◆ Excerpt
* * *
Welcome to OpenSolaris! In this entry, I'll walk through the page fault handling code, which is ground zero of the Solaris virtual memory subsystem. Due to the nature of this level in the system, part of the code (the lowest level that interfaces to hardware registers) is machine dependent, while the rest is common code written in C. Hence, I will present this topic in three parts: x64 machine dependent code, which has the most hardware handling for TLB misses, followed by the more complex SPARC machine dependent code, which relies on assembly code to handle TLB misses from trap context; I'll wrap up by covering the common code which is executed from kernel context.
* * *
◆ Records for this task

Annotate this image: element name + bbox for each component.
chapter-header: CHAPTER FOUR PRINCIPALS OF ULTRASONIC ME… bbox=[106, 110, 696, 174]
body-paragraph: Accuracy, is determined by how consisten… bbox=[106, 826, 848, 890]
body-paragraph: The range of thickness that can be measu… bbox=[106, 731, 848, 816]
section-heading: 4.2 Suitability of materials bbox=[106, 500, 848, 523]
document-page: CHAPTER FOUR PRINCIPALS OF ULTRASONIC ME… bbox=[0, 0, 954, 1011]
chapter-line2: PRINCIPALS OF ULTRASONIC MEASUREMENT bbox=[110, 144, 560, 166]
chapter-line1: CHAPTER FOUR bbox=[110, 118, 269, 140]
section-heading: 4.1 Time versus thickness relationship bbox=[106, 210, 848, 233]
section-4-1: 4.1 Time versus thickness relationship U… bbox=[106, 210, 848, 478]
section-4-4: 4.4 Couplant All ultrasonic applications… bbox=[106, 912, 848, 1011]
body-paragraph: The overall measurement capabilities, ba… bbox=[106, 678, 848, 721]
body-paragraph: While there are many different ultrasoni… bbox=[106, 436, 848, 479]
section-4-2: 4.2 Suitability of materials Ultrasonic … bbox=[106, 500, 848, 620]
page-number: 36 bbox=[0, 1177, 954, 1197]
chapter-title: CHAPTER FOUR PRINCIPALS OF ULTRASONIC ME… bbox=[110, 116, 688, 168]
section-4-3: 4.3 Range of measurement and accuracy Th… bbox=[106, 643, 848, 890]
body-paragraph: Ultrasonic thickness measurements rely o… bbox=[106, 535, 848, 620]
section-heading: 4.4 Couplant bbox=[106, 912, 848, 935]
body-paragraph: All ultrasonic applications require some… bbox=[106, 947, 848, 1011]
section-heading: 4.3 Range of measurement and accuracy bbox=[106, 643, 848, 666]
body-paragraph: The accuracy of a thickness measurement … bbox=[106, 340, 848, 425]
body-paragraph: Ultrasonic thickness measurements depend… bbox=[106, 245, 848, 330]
* * *
◆ Work instructions
#1 Reproduce the part of the OpenSolaris excerpt word for word, starting with "Welcome to OpenSolaris!" and going on through "from kernel context.".
#2 Please turn the records into a numbered list, starting with their first line and going on through the line with "body-paragraph: Accuracy, is", leaving out blank lines.

◆ Solution set
#1
Welcome to OpenSolaris! In this entry, I'll walk through the page fault handling code, which is ground zero of the Solaris virtual memory subsystem. Due to the nature of this level in the system, part of the code (the lowest level that interfaces to hardware registers) is machine dependent, while the rest is common code written in C. Hence, I will present this topic in three parts: x64 machine dependent code, which has the most hardware handling for TLB misses, followed by the more complex SPARC machine dependent code, which relies on assembly code to handle TLB misses from trap context; I'll wrap up by covering the common code which is executed from kernel context.

#2
1. Annotate this image: element name + bbox for each component.
2. chapter-header: CHAPTER FOUR PRINCIPALS OF ULTRASONIC ME… bbox=[106, 110, 696, 174]
3. body-paragraph: Accuracy, is determined by how consisten… bbox=[106, 826, 848, 890]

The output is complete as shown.